[TO BE DONE]
Transcribe every entry word for word, but skip the images.

Start

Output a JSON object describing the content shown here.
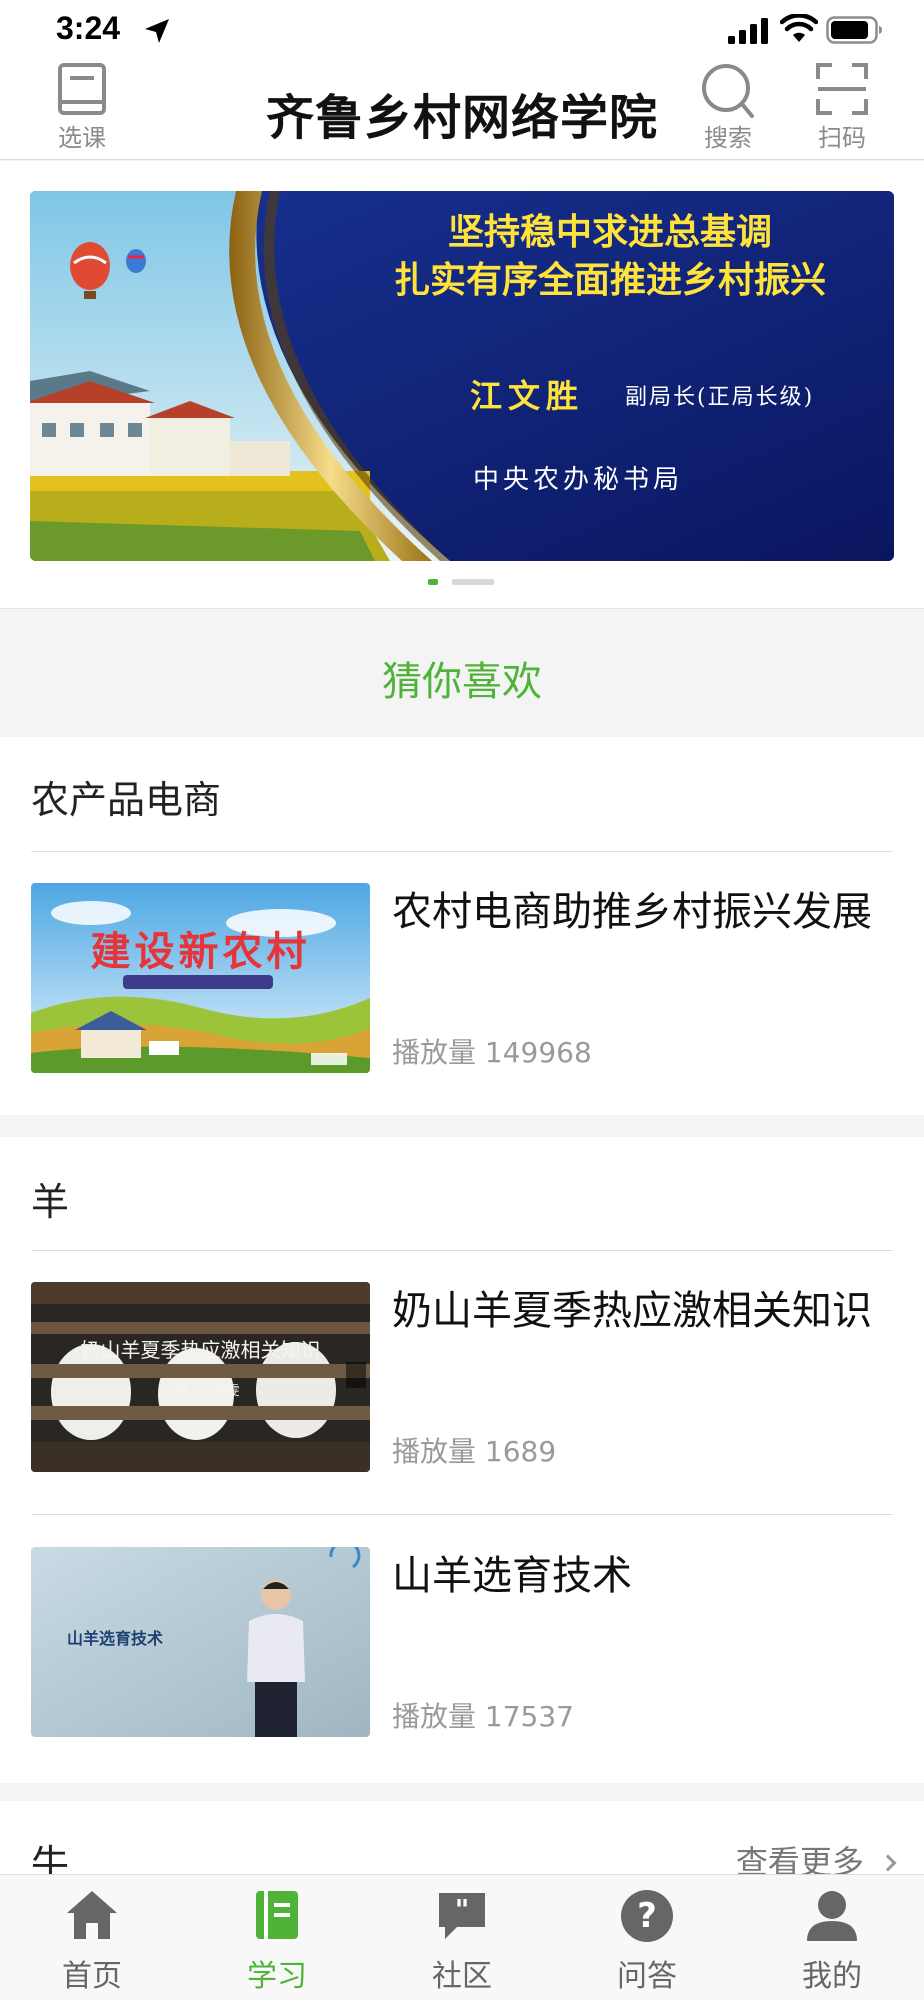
{
  "status_bar": {
    "time": "3:24"
  },
  "header": {
    "title": "齐鲁乡村网络学院",
    "course_label": "选课",
    "search_label": "搜索",
    "scan_label": "扫码"
  },
  "banner": {
    "line1": "坚持稳中求进总基调",
    "line2": "扎实有序全面推进乡村振兴",
    "speaker": "江文胜",
    "role": "副局长(正局长级)",
    "org": "中央农办秘书局"
  },
  "guess": {
    "label": "猜你喜欢"
  },
  "sections": [
    {
      "title": "农产品电商",
      "courses": [
        {
          "title": "农村电商助推乡村振兴发展",
          "plays": "播放量 149968",
          "thumb_text": "建设新农村"
        }
      ]
    },
    {
      "title": "羊",
      "courses": [
        {
          "title": "奶山羊夏季热应激相关知识",
          "plays": "播放量 1689",
          "thumb_text": "奶山羊夏季热应激相关知识",
          "thumb_sub": "主讲人：宋雯"
        },
        {
          "title": "山羊选育技术",
          "plays": "播放量 17537",
          "thumb_text": "山羊选育技术"
        }
      ]
    },
    {
      "title": "牛",
      "more": "查看更多"
    }
  ],
  "tabbar": {
    "tabs": [
      {
        "label": "首页",
        "icon": "home-icon"
      },
      {
        "label": "学习",
        "icon": "book-icon",
        "active": true
      },
      {
        "label": "社区",
        "icon": "chat-quote-icon"
      },
      {
        "label": "问答",
        "icon": "question-icon"
      },
      {
        "label": "我的",
        "icon": "user-icon"
      }
    ]
  },
  "colors": {
    "accent": "#4fb339",
    "banner_bg": "#0e1c6e",
    "banner_title": "#ffe23a"
  }
}
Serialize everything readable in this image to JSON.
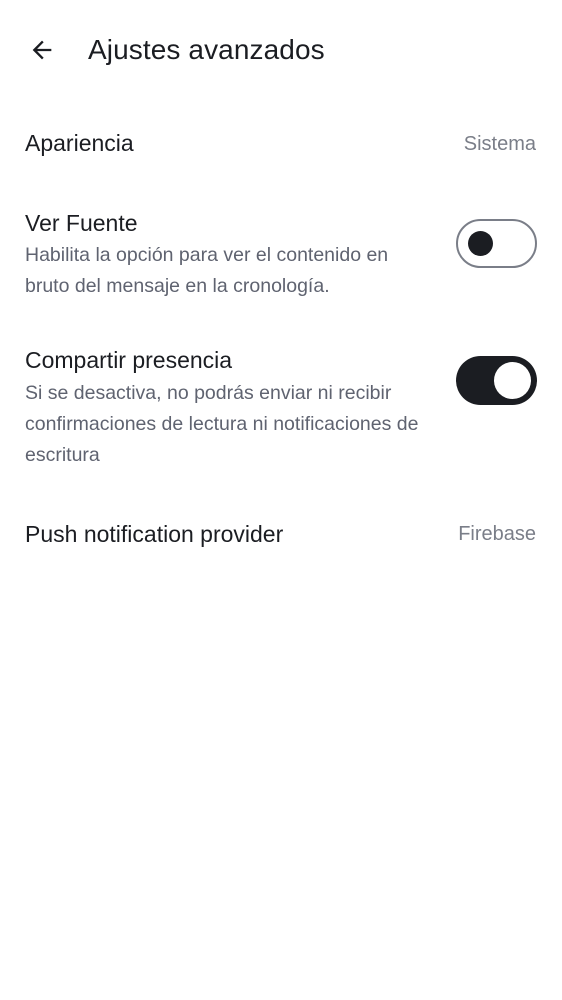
{
  "header": {
    "back_icon": "arrow-left-icon",
    "title": "Ajustes avanzados"
  },
  "settings": {
    "appearance": {
      "label": "Apariencia",
      "value": "Sistema"
    },
    "view_source": {
      "label": "Ver Fuente",
      "description": "Habilita la opción para ver el contenido en bruto del mensaje en la cronología.",
      "enabled": false
    },
    "share_presence": {
      "label": "Compartir presencia",
      "description": "Si se desactiva, no podrás enviar ni recibir confirmaciones de lectura ni notificaciones de escritura",
      "enabled": true
    },
    "push_provider": {
      "label": "Push notification provider",
      "value": "Firebase"
    }
  },
  "colors": {
    "primary_text": "#1b1d22",
    "secondary_text": "#5f6370",
    "value_text": "#7a7e88",
    "toggle_on": "#1b1d22",
    "background": "#ffffff"
  }
}
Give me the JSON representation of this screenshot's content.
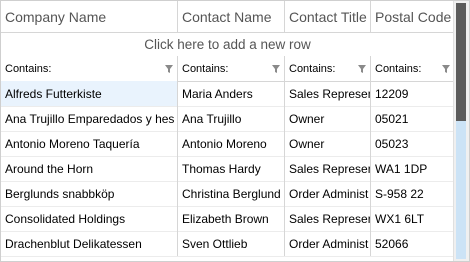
{
  "columns": [
    "Company Name",
    "Contact Name",
    "Contact Title",
    "Postal Code"
  ],
  "new_row_text": "Click here to add a new row",
  "filter_label": "Contains:",
  "rows": [
    [
      "Alfreds Futterkiste",
      "Maria Anders",
      "Sales Represent",
      "12209"
    ],
    [
      "Ana Trujillo Emparedados y hes",
      "Ana Trujillo",
      "Owner",
      "05021"
    ],
    [
      "Antonio Moreno Taquería",
      "Antonio Moreno",
      "Owner",
      "05023"
    ],
    [
      "Around the Horn",
      "Thomas Hardy",
      "Sales Represent",
      "WA1 1DP"
    ],
    [
      "Berglunds snabbköp",
      "Christina Berglund",
      "Order Administ",
      "S-958 22"
    ],
    [
      "Consolidated Holdings",
      "Elizabeth Brown",
      "Sales Represent",
      "WX1 6LT"
    ],
    [
      "Drachenblut Delikatessen",
      "Sven Ottlieb",
      "Order Administ",
      "52066"
    ]
  ],
  "colors": {
    "selected_row": "#e9f3fd",
    "scroll_thumb": "#5b5b5b",
    "scroll_track": "#cce3f6"
  }
}
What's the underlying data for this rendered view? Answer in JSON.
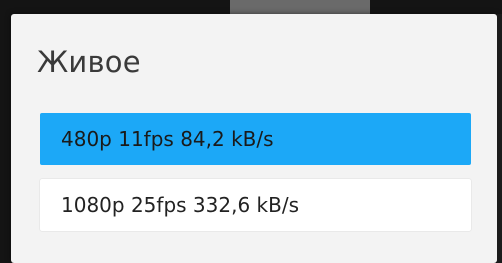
{
  "dialog": {
    "title": "Живое",
    "options": [
      {
        "label": "480p 11fps 84,2 kB/s",
        "selected": true
      },
      {
        "label": "1080p 25fps 332,6 kB/s",
        "selected": false
      }
    ]
  },
  "colors": {
    "selected": "#1ca8f7",
    "dialog_background": "#f3f3f3",
    "option_background": "#ffffff"
  }
}
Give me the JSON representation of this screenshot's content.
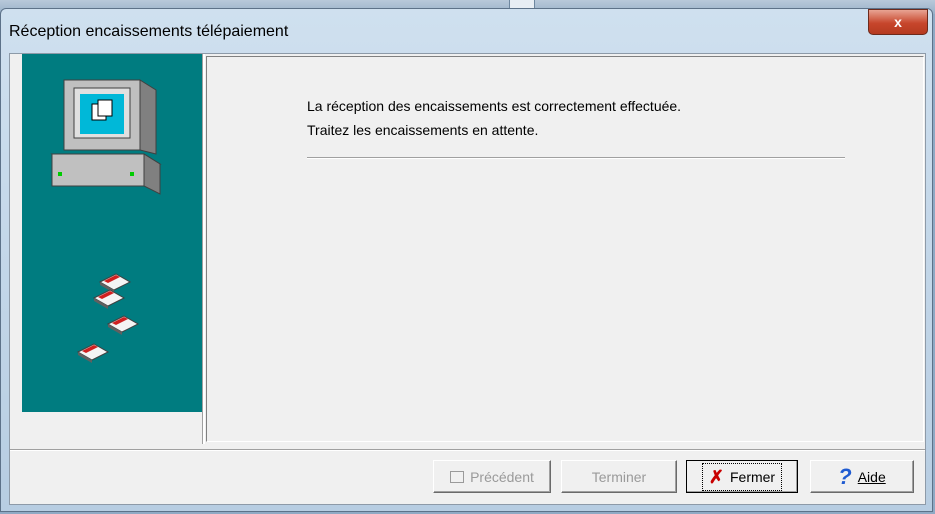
{
  "window": {
    "title": "Réception encaissements télépaiement",
    "close_glyph": "x"
  },
  "message": {
    "line1": "La réception des encaissements est correctement effectuée.",
    "line2": "Traitez les encaissements en attente."
  },
  "buttons": {
    "previous": "Précédent",
    "finish": "Terminer",
    "close": "Fermer",
    "help": "Aide"
  },
  "icons": {
    "computer": "computer-icon",
    "disks": "floppy-disk-icon",
    "close": "x-icon",
    "help": "question-mark-icon"
  },
  "colors": {
    "side_panel": "#007c80",
    "close_x": "#c80000",
    "help_q": "#1f5bd1"
  }
}
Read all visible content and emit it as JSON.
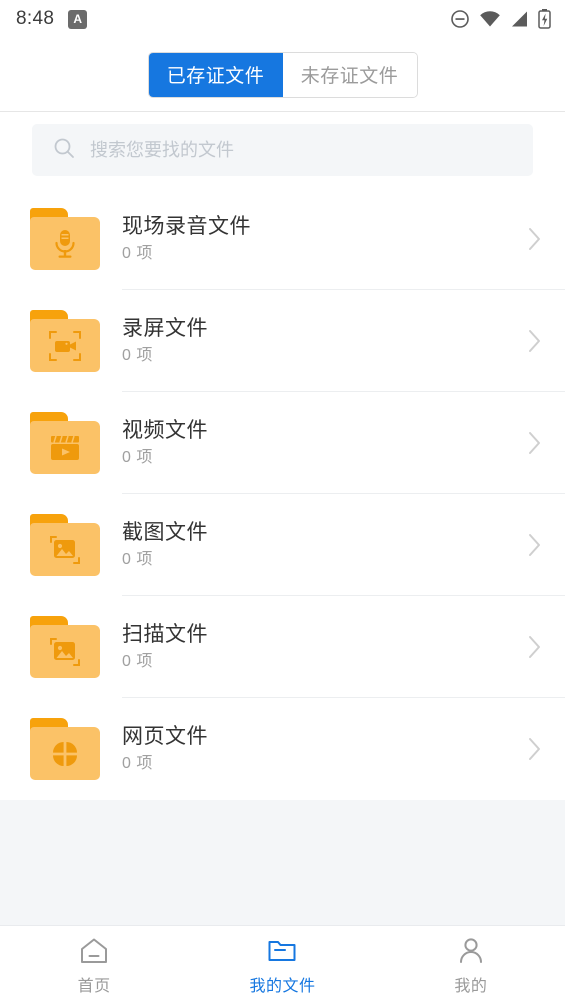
{
  "statusbar": {
    "time": "8:48",
    "app_badge": "A",
    "icons": [
      "do-not-disturb-icon",
      "wifi-icon",
      "cellular-signal-icon",
      "battery-charging-icon"
    ]
  },
  "header": {
    "tabs": [
      {
        "label": "已存证文件",
        "active": true
      },
      {
        "label": "未存证文件",
        "active": false
      }
    ]
  },
  "search": {
    "placeholder": "搜索您要找的文件",
    "value": "",
    "icon": "search-icon"
  },
  "files": {
    "item_suffix": "项",
    "rows": [
      {
        "title": "现场录音文件",
        "count": "0 项",
        "icon": "microphone-folder-icon"
      },
      {
        "title": "录屏文件",
        "count": "0 项",
        "icon": "screen-record-folder-icon"
      },
      {
        "title": "视频文件",
        "count": "0 项",
        "icon": "video-folder-icon"
      },
      {
        "title": "截图文件",
        "count": "0 项",
        "icon": "screenshot-folder-icon"
      },
      {
        "title": "扫描文件",
        "count": "0 项",
        "icon": "scan-folder-icon"
      },
      {
        "title": "网页文件",
        "count": "0 项",
        "icon": "webpage-folder-icon"
      }
    ]
  },
  "tabbar": {
    "items": [
      {
        "label": "首页",
        "icon": "home-icon",
        "active": false
      },
      {
        "label": "我的文件",
        "icon": "folder-icon",
        "active": true
      },
      {
        "label": "我的",
        "icon": "person-icon",
        "active": false
      }
    ]
  },
  "colors": {
    "accent": "#1677e0",
    "folder_tab": "#f7a20c",
    "folder_body": "#fbc267",
    "folder_glyph": "#ef9a0d",
    "text_primary": "#333333",
    "text_secondary": "#a0a0a0",
    "page_bg": "#f4f6f8"
  }
}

End

[REPLY TO THE EXERCISE]
Output a JSON object describing the content shown here.
{
  "status_bar": {
    "time": "3:24"
  },
  "header": {
    "title": "齐鲁乡村网络学院",
    "course_label": "选课",
    "search_label": "搜索",
    "scan_label": "扫码"
  },
  "banner": {
    "line1": "坚持稳中求进总基调",
    "line2": "扎实有序全面推进乡村振兴",
    "speaker": "江文胜",
    "role": "副局长(正局长级)",
    "org": "中央农办秘书局"
  },
  "guess": {
    "label": "猜你喜欢"
  },
  "sections": [
    {
      "title": "农产品电商",
      "courses": [
        {
          "title": "农村电商助推乡村振兴发展",
          "plays": "播放量 149968",
          "thumb_text": "建设新农村"
        }
      ]
    },
    {
      "title": "羊",
      "courses": [
        {
          "title": "奶山羊夏季热应激相关知识",
          "plays": "播放量 1689",
          "thumb_text": "奶山羊夏季热应激相关知识",
          "thumb_sub": "主讲人：宋雯"
        },
        {
          "title": "山羊选育技术",
          "plays": "播放量 17537",
          "thumb_text": "山羊选育技术"
        }
      ]
    },
    {
      "title": "牛",
      "more": "查看更多"
    }
  ],
  "tabbar": {
    "tabs": [
      {
        "label": "首页",
        "icon": "home-icon"
      },
      {
        "label": "学习",
        "icon": "book-icon",
        "active": true
      },
      {
        "label": "社区",
        "icon": "chat-quote-icon"
      },
      {
        "label": "问答",
        "icon": "question-icon"
      },
      {
        "label": "我的",
        "icon": "user-icon"
      }
    ]
  },
  "colors": {
    "accent": "#4fb339",
    "banner_bg": "#0e1c6e",
    "banner_title": "#ffe23a"
  }
}
Serialize everything readable in this image to JSON.
{
  "header": {
    "back_icon": "arrow-left-icon",
    "title": "Ajustes avanzados"
  },
  "settings": {
    "appearance": {
      "label": "Apariencia",
      "value": "Sistema"
    },
    "view_source": {
      "label": "Ver Fuente",
      "description": "Habilita la opción para ver el contenido en bruto del mensaje en la cronología.",
      "enabled": false
    },
    "share_presence": {
      "label": "Compartir presencia",
      "description": "Si se desactiva, no podrás enviar ni recibir confirmaciones de lectura ni notificaciones de escritura",
      "enabled": true
    },
    "push_provider": {
      "label": "Push notification provider",
      "value": "Firebase"
    }
  },
  "colors": {
    "primary_text": "#1b1d22",
    "secondary_text": "#5f6370",
    "value_text": "#7a7e88",
    "toggle_on": "#1b1d22",
    "background": "#ffffff"
  }
}
Give me the JSON representation of this screenshot's content.
{
  "columns": [
    "Company Name",
    "Contact Name",
    "Contact Title",
    "Postal Code"
  ],
  "new_row_text": "Click here to add a new row",
  "filter_label": "Contains:",
  "rows": [
    [
      "Alfreds Futterkiste",
      "Maria Anders",
      "Sales Represent",
      "12209"
    ],
    [
      "Ana Trujillo Emparedados y hes",
      "Ana Trujillo",
      "Owner",
      "05021"
    ],
    [
      "Antonio Moreno Taquería",
      "Antonio Moreno",
      "Owner",
      "05023"
    ],
    [
      "Around the Horn",
      "Thomas Hardy",
      "Sales Represent",
      "WA1 1DP"
    ],
    [
      "Berglunds snabbköp",
      "Christina Berglund",
      "Order Administ",
      "S-958 22"
    ],
    [
      "Consolidated Holdings",
      "Elizabeth Brown",
      "Sales Represent",
      "WX1 6LT"
    ],
    [
      "Drachenblut Delikatessen",
      "Sven Ottlieb",
      "Order Administ",
      "52066"
    ]
  ],
  "colors": {
    "selected_row": "#e9f3fd",
    "scroll_thumb": "#5b5b5b",
    "scroll_track": "#cce3f6"
  }
}
What's the underlying data for this rendered view? Answer in JSON.
{
  "dialog": {
    "title": "Живое",
    "options": [
      {
        "label": "480p 11fps 84,2 kB/s",
        "selected": true
      },
      {
        "label": "1080p 25fps 332,6 kB/s",
        "selected": false
      }
    ]
  },
  "colors": {
    "selected": "#1ca8f7",
    "dialog_background": "#f3f3f3",
    "option_background": "#ffffff"
  }
}
Give me the JSON representation of this screenshot's content.
{
  "window": {
    "title": "Réception encaissements télépaiement",
    "close_glyph": "x"
  },
  "message": {
    "line1": "La réception des encaissements est correctement effectuée.",
    "line2": "Traitez les encaissements en attente."
  },
  "buttons": {
    "previous": "Précédent",
    "finish": "Terminer",
    "close": "Fermer",
    "help": "Aide"
  },
  "icons": {
    "computer": "computer-icon",
    "disks": "floppy-disk-icon",
    "close": "x-icon",
    "help": "question-mark-icon"
  },
  "colors": {
    "side_panel": "#007c80",
    "close_x": "#c80000",
    "help_q": "#1f5bd1"
  }
}
Read all visible content and emit it as JSON.
{
  "statusbar": {
    "time": "8:48",
    "app_badge": "A",
    "icons": [
      "do-not-disturb-icon",
      "wifi-icon",
      "cellular-signal-icon",
      "battery-charging-icon"
    ]
  },
  "header": {
    "tabs": [
      {
        "label": "已存证文件",
        "active": true
      },
      {
        "label": "未存证文件",
        "active": false
      }
    ]
  },
  "search": {
    "placeholder": "搜索您要找的文件",
    "value": "",
    "icon": "search-icon"
  },
  "files": {
    "item_suffix": "项",
    "rows": [
      {
        "title": "现场录音文件",
        "count": "0 项",
        "icon": "microphone-folder-icon"
      },
      {
        "title": "录屏文件",
        "count": "0 项",
        "icon": "screen-record-folder-icon"
      },
      {
        "title": "视频文件",
        "count": "0 项",
        "icon": "video-folder-icon"
      },
      {
        "title": "截图文件",
        "count": "0 项",
        "icon": "screenshot-folder-icon"
      },
      {
        "title": "扫描文件",
        "count": "0 项",
        "icon": "scan-folder-icon"
      },
      {
        "title": "网页文件",
        "count": "0 项",
        "icon": "webpage-folder-icon"
      }
    ]
  },
  "tabbar": {
    "items": [
      {
        "label": "首页",
        "icon": "home-icon",
        "active": false
      },
      {
        "label": "我的文件",
        "icon": "folder-icon",
        "active": true
      },
      {
        "label": "我的",
        "icon": "person-icon",
        "active": false
      }
    ]
  },
  "colors": {
    "accent": "#1677e0",
    "folder_tab": "#f7a20c",
    "folder_body": "#fbc267",
    "folder_glyph": "#ef9a0d",
    "text_primary": "#333333",
    "text_secondary": "#a0a0a0",
    "page_bg": "#f4f6f8"
  }
}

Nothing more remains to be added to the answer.